[Stored records]
** START **

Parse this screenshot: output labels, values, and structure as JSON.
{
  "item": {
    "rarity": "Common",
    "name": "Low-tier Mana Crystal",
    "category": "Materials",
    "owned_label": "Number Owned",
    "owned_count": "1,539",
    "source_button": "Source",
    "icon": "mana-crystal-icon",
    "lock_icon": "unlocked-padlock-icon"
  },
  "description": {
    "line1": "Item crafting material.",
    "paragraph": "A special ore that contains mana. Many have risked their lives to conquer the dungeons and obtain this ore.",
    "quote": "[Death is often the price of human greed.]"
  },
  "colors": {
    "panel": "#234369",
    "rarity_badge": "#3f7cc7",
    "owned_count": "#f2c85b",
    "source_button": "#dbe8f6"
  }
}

** END **

**Work to be completed:**
Write out the material exactly as given.

**Result below:**
Parse this screenshot: output labels, values, and structure as JSON.
{
  "item": {
    "rarity": "Common",
    "name": "Low-tier Mana Crystal",
    "category": "Materials",
    "owned_label": "Number Owned",
    "owned_count": "1,539",
    "source_button": "Source",
    "icon": "mana-crystal-icon",
    "lock_icon": "unlocked-padlock-icon"
  },
  "description": {
    "line1": "Item crafting material.",
    "paragraph": "A special ore that contains mana. Many have risked their lives to conquer the dungeons and obtain this ore.",
    "quote": "[Death is often the price of human greed.]"
  },
  "colors": {
    "panel": "#234369",
    "rarity_badge": "#3f7cc7",
    "owned_count": "#f2c85b",
    "source_button": "#dbe8f6"
  }
}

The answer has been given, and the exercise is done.